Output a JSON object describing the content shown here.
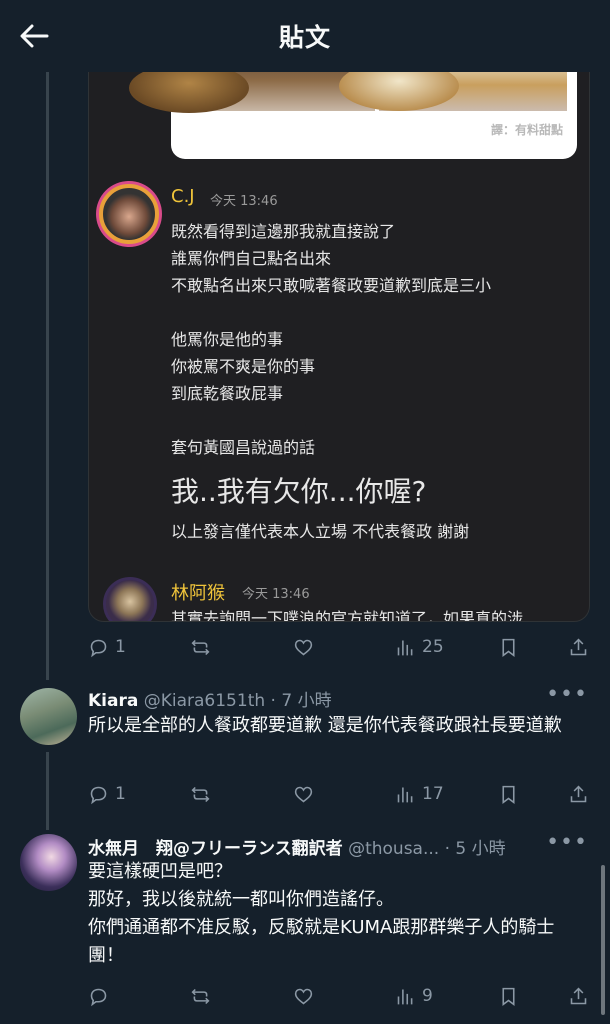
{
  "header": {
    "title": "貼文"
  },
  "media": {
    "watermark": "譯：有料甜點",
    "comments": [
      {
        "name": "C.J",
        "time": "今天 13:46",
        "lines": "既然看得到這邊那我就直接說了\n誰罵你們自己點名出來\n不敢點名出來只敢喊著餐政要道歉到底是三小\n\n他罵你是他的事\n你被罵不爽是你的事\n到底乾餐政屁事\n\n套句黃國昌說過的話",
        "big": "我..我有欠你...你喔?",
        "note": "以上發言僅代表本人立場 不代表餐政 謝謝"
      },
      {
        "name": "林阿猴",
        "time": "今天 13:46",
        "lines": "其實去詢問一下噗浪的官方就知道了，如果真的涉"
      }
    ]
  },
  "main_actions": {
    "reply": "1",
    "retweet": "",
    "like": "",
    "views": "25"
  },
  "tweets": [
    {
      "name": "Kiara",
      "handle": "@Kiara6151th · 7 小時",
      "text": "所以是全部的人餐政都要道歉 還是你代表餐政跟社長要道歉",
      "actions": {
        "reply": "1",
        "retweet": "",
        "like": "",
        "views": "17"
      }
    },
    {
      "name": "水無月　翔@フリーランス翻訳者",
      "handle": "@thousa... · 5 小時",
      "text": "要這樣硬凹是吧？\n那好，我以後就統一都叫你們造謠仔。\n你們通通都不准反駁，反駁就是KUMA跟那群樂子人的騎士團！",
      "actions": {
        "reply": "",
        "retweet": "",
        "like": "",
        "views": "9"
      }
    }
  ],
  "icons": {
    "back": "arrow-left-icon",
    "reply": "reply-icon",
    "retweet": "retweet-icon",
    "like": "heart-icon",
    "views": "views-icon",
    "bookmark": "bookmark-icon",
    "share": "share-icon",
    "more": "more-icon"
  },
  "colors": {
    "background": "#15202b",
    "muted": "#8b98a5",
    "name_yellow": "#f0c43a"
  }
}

= = = =

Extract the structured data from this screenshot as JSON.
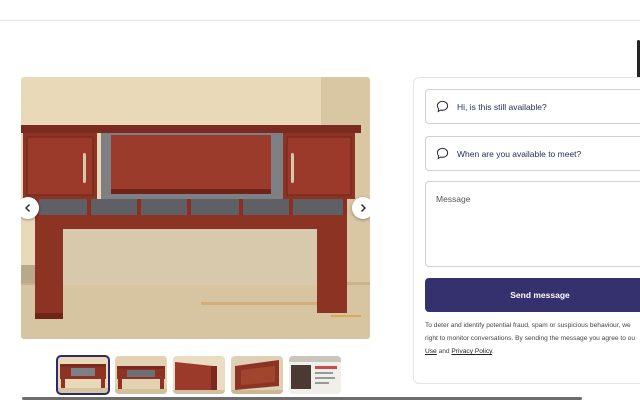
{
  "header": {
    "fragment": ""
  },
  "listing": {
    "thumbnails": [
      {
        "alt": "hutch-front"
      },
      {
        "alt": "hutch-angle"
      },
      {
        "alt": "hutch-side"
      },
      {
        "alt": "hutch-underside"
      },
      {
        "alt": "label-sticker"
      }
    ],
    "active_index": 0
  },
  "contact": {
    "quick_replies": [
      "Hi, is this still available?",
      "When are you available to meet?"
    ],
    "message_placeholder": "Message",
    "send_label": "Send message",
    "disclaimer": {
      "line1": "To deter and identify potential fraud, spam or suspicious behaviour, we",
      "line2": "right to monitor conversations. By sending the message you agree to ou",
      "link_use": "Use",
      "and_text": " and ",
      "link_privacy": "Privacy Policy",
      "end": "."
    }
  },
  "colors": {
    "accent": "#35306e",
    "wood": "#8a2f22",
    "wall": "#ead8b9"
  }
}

= = = =

> **CHALLENGE**:
Every line containing the string "hutch" must be listed.

> **ANSWER FOR THIS EXERCISE**:
        "alt": "hutch-front"
        "alt": "hutch-angle"
        "alt": "hutch-side"
        "alt": "hutch-underside"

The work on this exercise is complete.